Go through the data below. Pull out every line that has the word "this".

┄┄┄┄┄┄┄┄┄┄┄┄┄┄┄┄┄┄┄┄

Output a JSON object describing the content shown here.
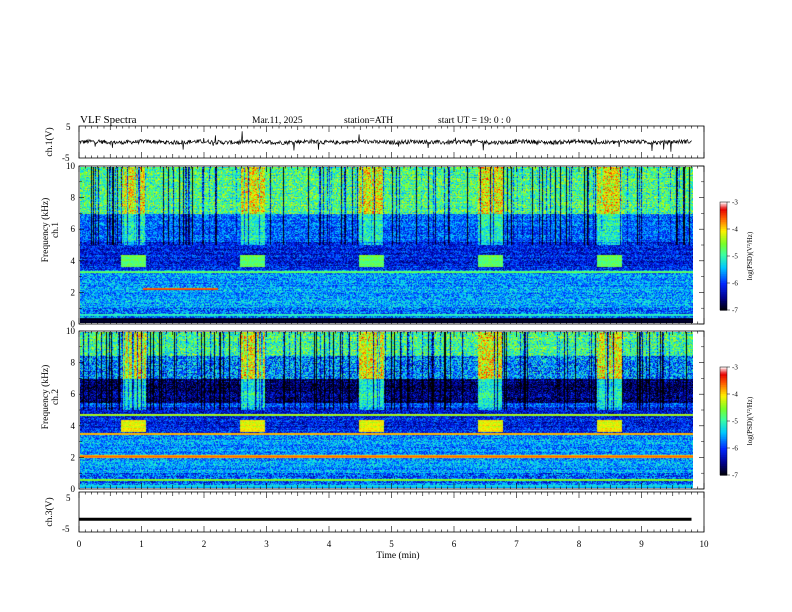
{
  "header": {
    "title": "VLF  Spectra",
    "date": "Mar.11, 2025",
    "station": "station=ATH",
    "start": "start  UT  =   19: 0  : 0"
  },
  "colorbar": {
    "label": "log(PSD)(V²/Hz)",
    "ticks": [
      "-3",
      "-4",
      "-5",
      "-6",
      "-7"
    ]
  },
  "chart_data": [
    {
      "type": "line",
      "panel": "ch1-waveform",
      "ylabel": "ch.1(V)",
      "ylim": [
        -5,
        5
      ],
      "yticks": [
        "5",
        "-5"
      ],
      "x": [
        0,
        9.8
      ],
      "description_values": "noisy waveform oscillating around 0 V, amplitude about ±1 V with occasional spikes",
      "color": "#000000"
    },
    {
      "type": "heatmap",
      "panel": "ch1-spectrogram",
      "ylabel": "ch.1 Frequency (kHz)",
      "ylim": [
        0,
        10
      ],
      "yticks": [
        "0",
        "2",
        "4",
        "6",
        "8",
        "10"
      ],
      "xlim": [
        0,
        9.8
      ],
      "bright_blocks_min": [
        [
          0.65,
          1.05
        ],
        [
          2.55,
          2.95
        ],
        [
          4.45,
          4.85
        ],
        [
          6.35,
          6.75
        ],
        [
          8.25,
          8.65
        ]
      ],
      "bright_block_freq_khz": [
        3.6,
        4.4
      ],
      "colorbar_range": [
        -7,
        -3
      ]
    },
    {
      "type": "heatmap",
      "panel": "ch2-spectrogram",
      "ylabel": "ch.2 Frequency (kHz)",
      "ylim": [
        0,
        10
      ],
      "yticks": [
        "0",
        "2",
        "4",
        "6",
        "8",
        "10"
      ],
      "xlim": [
        0,
        9.8
      ],
      "bright_blocks_min": [
        [
          0.65,
          1.05
        ],
        [
          2.55,
          2.95
        ],
        [
          4.45,
          4.85
        ],
        [
          6.35,
          6.75
        ],
        [
          8.25,
          8.65
        ]
      ],
      "bright_block_freq_khz": [
        3.6,
        4.4
      ],
      "colorbar_range": [
        -7,
        -3
      ]
    },
    {
      "type": "line",
      "panel": "ch3-waveform",
      "ylabel": "ch.3(V)",
      "ylim": [
        -5,
        5
      ],
      "yticks": [
        "5",
        "-5"
      ],
      "x": [
        0,
        9.8
      ],
      "value_constant": -1.8,
      "color": "#000000"
    }
  ],
  "xaxis": {
    "label": "Time  (min)",
    "ticks": [
      "0",
      "1",
      "2",
      "3",
      "4",
      "5",
      "6",
      "7",
      "8",
      "9",
      "10"
    ],
    "xlim": [
      0,
      10
    ]
  }
}
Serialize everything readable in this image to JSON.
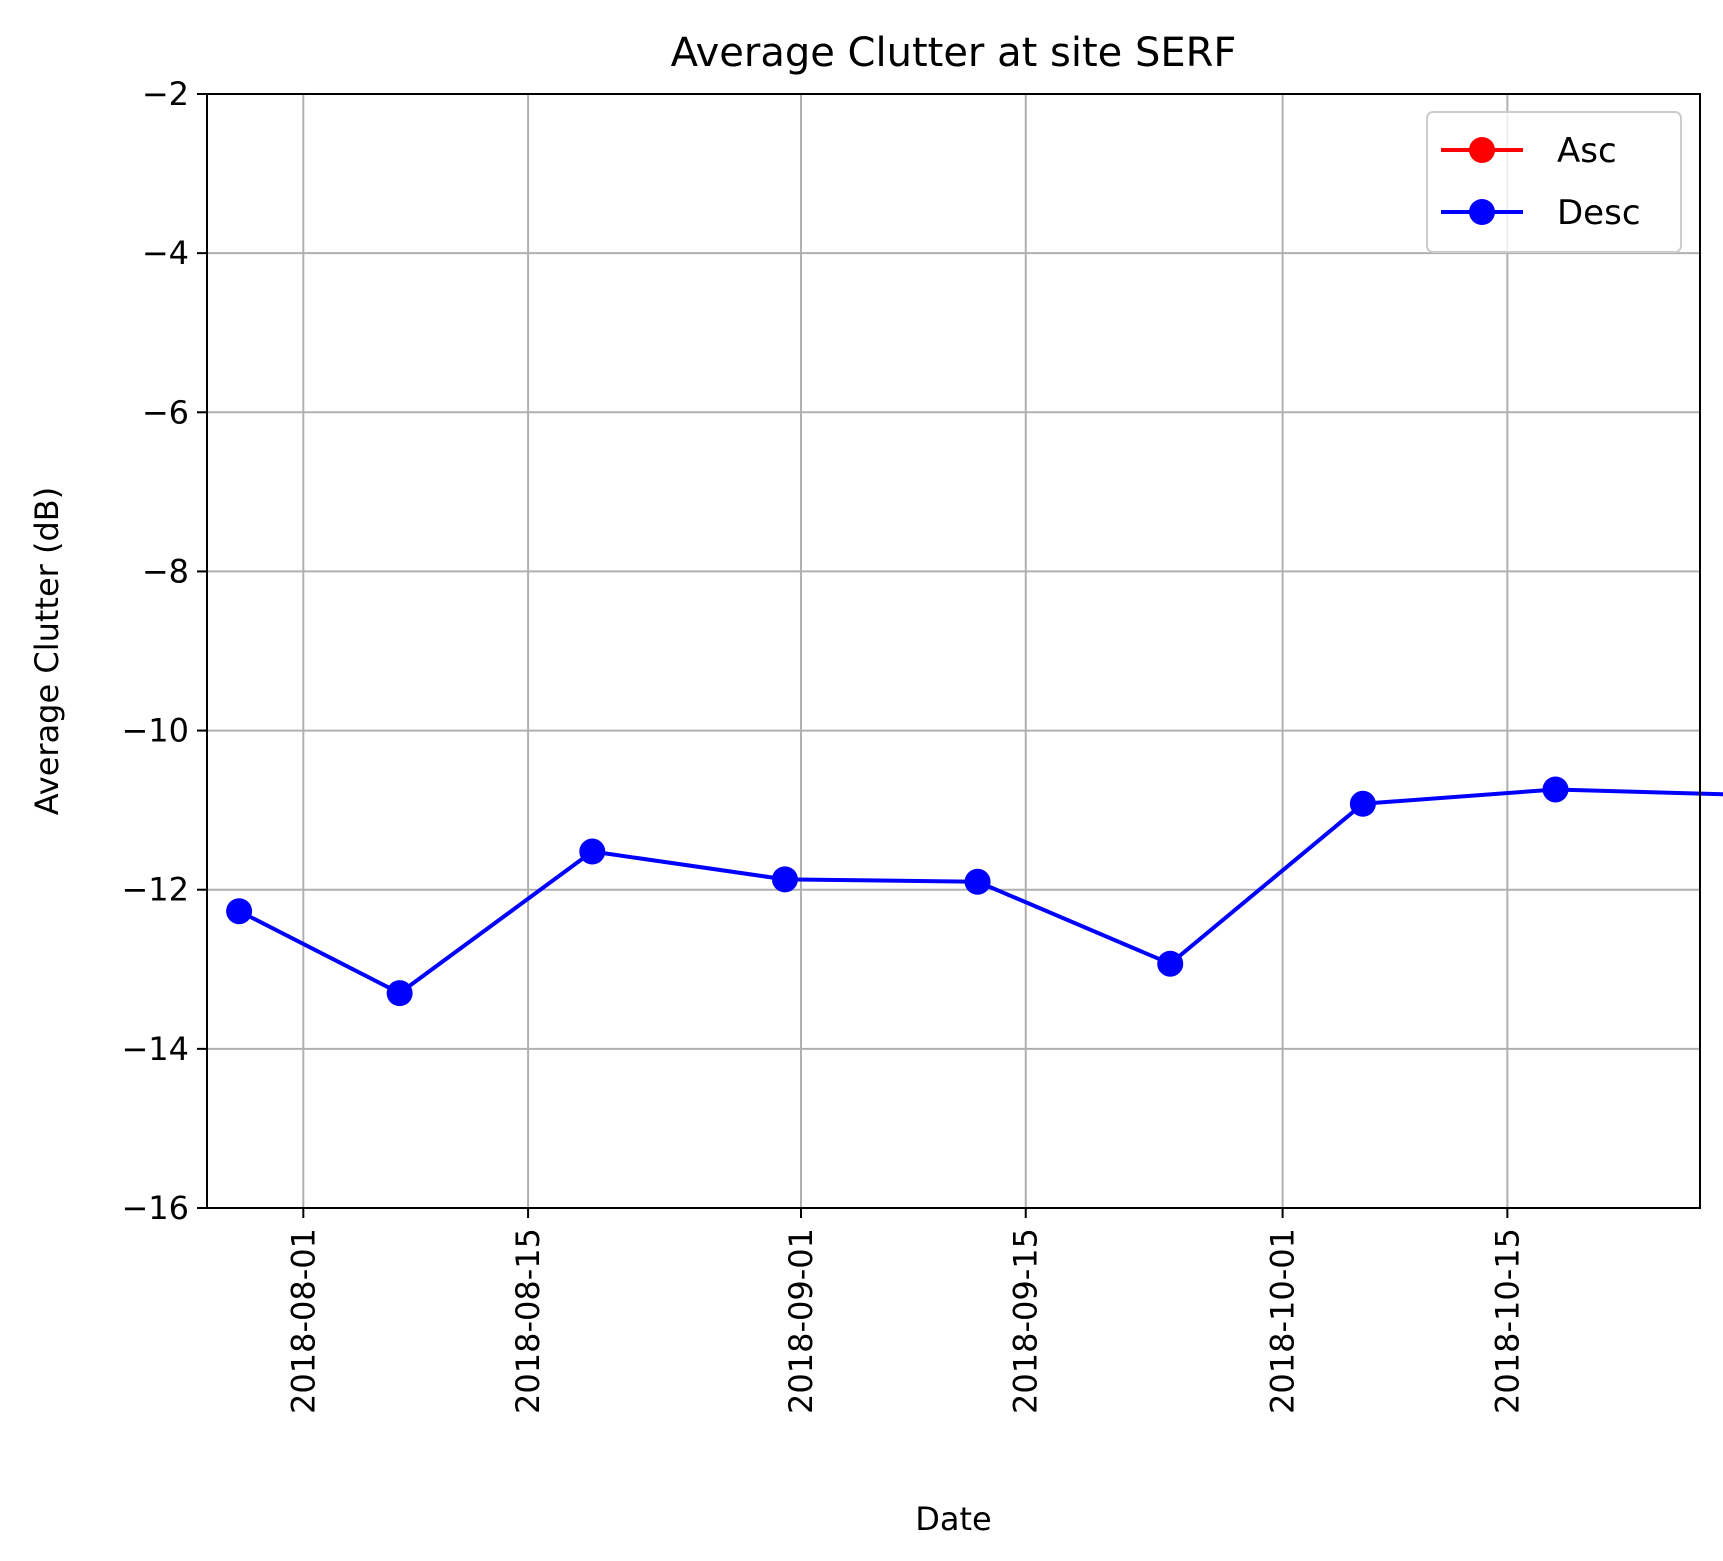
{
  "chart_data": {
    "type": "line",
    "title": "Average Clutter at site SERF",
    "xlabel": "Date",
    "ylabel": "Average Clutter (dB)",
    "xlim": [
      "2018-07-26",
      "2018-10-27"
    ],
    "ylim": [
      -16,
      -2
    ],
    "xticks": [
      "2018-08-01",
      "2018-08-15",
      "2018-09-01",
      "2018-09-15",
      "2018-10-01",
      "2018-10-15"
    ],
    "yticks": [
      -2,
      -4,
      -6,
      -8,
      -10,
      -12,
      -14,
      -16
    ],
    "ytick_labels": [
      "−2",
      "−4",
      "−6",
      "−8",
      "−10",
      "−12",
      "−14",
      "−16"
    ],
    "grid": true,
    "legend_position": "top-right",
    "series": [
      {
        "name": "Asc",
        "color": "#ff0000",
        "marker": "circle",
        "x": [],
        "y": []
      },
      {
        "name": "Desc",
        "color": "#0000ff",
        "marker": "circle",
        "x": [
          "2018-07-28",
          "2018-08-07",
          "2018-08-19",
          "2018-08-31",
          "2018-09-12",
          "2018-09-24",
          "2018-10-06",
          "2018-10-18",
          "2018-10-30"
        ],
        "y": [
          -12.27,
          -13.3,
          -11.52,
          -11.87,
          -11.9,
          -12.93,
          -10.92,
          -10.74,
          -10.81
        ]
      }
    ]
  }
}
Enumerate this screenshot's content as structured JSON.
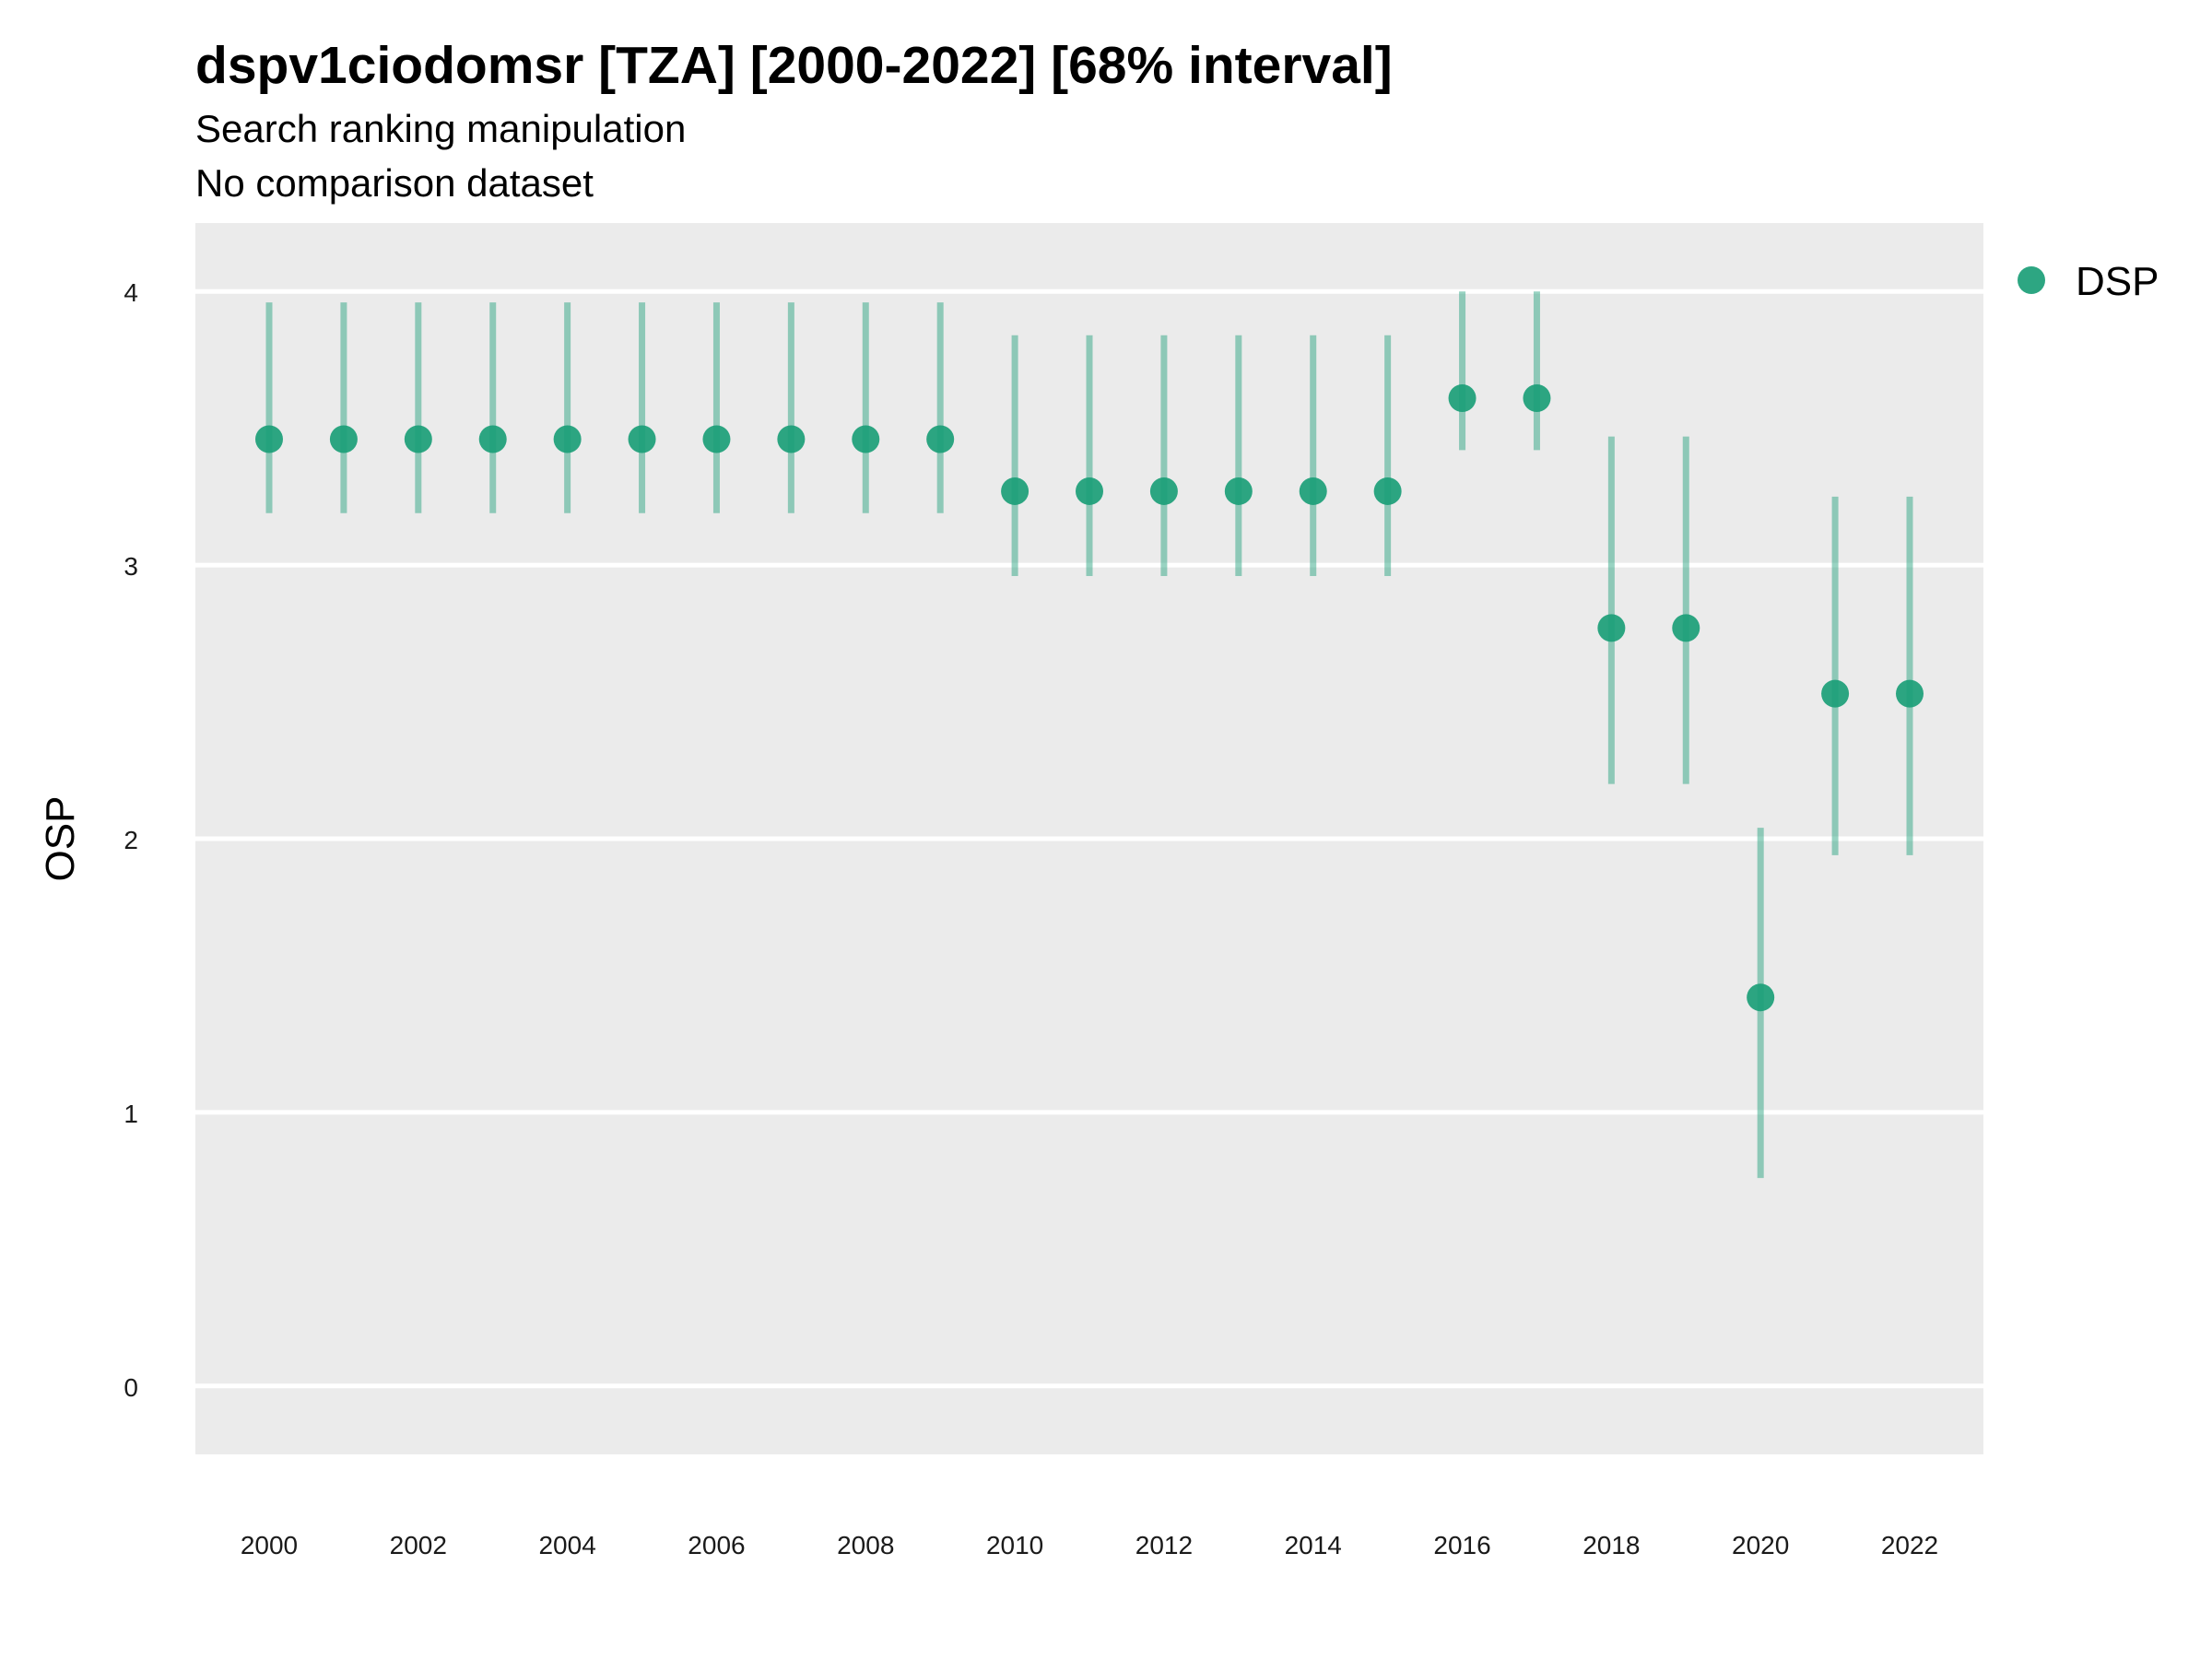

┄┄┄┄┄┄┄┄┄┄┄┄┄┄┄┄┄┄┄┄

_Correct answer:_
Serialize everything readable in this image to JSON.
Enumerate this screenshot's content as structured JSON.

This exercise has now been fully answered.